*** SOURCE DATA

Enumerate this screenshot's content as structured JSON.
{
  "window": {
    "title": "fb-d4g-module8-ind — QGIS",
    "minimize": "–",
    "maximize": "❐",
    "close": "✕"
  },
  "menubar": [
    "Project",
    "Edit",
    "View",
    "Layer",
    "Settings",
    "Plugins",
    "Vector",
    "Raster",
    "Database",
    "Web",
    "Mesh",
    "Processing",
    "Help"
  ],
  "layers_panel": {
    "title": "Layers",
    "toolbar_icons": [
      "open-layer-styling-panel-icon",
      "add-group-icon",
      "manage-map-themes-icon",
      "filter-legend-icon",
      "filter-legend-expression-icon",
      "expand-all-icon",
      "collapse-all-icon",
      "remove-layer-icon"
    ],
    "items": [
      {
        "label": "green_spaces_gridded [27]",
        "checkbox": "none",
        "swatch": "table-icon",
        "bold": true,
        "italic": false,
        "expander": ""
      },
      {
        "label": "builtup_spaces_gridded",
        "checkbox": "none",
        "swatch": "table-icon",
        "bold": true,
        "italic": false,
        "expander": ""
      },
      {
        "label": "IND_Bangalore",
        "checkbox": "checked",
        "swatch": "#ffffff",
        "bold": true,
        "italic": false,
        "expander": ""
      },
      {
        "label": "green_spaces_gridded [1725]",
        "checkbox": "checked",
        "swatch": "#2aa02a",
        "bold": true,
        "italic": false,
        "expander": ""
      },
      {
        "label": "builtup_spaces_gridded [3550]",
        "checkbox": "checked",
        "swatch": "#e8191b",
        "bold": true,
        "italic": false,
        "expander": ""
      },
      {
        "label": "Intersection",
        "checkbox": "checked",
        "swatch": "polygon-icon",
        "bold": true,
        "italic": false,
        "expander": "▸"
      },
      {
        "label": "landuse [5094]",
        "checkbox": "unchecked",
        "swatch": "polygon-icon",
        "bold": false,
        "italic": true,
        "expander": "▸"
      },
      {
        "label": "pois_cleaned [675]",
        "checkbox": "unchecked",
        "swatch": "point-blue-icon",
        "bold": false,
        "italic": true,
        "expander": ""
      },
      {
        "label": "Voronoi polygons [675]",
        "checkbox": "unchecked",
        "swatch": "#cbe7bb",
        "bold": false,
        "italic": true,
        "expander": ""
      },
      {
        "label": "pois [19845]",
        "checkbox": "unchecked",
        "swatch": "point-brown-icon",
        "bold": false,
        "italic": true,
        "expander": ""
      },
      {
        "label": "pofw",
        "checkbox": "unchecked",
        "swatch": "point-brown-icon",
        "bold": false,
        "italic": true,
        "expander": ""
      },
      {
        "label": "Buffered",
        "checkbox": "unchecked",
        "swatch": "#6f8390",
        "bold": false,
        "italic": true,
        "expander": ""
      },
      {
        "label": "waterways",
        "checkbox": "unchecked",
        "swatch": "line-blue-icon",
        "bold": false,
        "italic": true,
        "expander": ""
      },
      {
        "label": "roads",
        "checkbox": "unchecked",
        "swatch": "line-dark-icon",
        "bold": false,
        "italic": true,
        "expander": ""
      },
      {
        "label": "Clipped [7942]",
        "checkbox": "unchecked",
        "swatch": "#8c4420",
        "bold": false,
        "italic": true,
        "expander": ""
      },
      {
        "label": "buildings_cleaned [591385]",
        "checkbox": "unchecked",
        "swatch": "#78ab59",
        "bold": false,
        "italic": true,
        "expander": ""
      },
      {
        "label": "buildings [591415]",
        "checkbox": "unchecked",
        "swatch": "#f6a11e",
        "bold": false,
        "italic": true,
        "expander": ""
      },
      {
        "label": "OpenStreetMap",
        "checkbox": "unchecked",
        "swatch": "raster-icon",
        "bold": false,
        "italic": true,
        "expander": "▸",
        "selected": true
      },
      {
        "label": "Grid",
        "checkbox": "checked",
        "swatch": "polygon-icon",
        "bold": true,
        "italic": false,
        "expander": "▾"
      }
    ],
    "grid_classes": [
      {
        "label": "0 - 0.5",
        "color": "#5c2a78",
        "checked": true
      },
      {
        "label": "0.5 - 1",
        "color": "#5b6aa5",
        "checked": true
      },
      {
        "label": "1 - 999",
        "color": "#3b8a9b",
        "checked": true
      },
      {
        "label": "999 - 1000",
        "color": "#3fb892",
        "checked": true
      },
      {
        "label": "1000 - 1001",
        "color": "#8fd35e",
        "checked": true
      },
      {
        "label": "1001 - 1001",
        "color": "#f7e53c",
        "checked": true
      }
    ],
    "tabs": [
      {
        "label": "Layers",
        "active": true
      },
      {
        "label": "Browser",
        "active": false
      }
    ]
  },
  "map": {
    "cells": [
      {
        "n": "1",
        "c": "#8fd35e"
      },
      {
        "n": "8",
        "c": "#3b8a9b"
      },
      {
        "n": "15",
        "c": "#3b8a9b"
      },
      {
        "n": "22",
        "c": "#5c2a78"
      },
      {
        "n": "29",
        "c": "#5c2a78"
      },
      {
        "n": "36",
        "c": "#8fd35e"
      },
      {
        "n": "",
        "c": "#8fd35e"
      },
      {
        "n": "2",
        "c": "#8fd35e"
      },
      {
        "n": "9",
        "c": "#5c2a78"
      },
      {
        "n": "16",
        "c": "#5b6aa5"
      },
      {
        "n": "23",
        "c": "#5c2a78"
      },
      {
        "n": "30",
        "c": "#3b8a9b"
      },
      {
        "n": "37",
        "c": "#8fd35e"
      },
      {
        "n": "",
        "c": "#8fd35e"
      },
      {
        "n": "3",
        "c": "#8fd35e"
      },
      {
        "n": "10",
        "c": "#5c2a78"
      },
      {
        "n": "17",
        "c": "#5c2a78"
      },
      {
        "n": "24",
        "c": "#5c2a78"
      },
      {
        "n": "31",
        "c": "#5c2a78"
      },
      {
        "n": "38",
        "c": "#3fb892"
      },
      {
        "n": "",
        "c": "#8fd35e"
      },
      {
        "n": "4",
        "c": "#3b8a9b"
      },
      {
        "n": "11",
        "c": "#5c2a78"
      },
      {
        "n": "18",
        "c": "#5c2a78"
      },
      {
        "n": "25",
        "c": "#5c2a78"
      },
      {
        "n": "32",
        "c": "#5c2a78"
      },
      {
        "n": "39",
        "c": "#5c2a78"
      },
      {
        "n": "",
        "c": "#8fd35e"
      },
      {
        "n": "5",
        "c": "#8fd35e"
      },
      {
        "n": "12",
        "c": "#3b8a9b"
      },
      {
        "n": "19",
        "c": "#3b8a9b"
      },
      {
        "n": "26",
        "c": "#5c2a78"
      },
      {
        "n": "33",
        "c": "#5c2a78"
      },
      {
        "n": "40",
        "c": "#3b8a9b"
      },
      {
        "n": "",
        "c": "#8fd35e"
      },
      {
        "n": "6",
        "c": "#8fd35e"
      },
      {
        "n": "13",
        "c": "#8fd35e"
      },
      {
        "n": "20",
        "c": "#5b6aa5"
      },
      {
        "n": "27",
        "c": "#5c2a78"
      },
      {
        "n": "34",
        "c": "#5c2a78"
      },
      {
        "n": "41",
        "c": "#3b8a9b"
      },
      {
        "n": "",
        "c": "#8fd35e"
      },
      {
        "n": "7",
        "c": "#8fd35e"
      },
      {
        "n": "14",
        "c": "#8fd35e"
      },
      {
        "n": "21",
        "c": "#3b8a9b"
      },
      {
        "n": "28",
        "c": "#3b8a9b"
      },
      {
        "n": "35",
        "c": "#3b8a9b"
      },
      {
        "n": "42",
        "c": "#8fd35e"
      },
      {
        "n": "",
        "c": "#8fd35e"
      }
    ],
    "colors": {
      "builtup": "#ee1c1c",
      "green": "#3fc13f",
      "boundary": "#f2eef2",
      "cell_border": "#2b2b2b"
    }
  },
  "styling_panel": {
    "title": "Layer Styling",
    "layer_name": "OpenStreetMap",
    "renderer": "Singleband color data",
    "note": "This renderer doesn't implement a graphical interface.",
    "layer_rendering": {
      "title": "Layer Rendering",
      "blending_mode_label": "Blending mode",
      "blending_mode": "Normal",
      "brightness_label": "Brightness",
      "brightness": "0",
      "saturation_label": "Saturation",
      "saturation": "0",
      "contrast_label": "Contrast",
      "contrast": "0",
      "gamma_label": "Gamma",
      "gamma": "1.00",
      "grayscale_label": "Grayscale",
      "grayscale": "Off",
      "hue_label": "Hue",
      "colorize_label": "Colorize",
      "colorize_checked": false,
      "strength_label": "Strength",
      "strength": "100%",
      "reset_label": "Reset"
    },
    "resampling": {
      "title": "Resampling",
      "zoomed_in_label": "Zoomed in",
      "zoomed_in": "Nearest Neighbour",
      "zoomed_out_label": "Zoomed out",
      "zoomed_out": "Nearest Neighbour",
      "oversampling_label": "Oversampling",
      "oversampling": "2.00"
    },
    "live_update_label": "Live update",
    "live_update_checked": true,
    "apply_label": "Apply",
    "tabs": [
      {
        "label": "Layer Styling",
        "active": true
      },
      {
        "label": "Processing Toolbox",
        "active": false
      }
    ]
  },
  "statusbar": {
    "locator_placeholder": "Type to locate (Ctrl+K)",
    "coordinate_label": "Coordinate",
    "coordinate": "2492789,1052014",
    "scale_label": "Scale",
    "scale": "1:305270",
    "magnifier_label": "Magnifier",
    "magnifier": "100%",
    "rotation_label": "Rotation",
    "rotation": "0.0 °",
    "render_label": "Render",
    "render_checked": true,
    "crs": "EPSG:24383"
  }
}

******

▸ AIM OF THE TASK
What is the number of lines that hold the string "renderer"? Reply with that number alone.

▸ COMPLETED TASK
2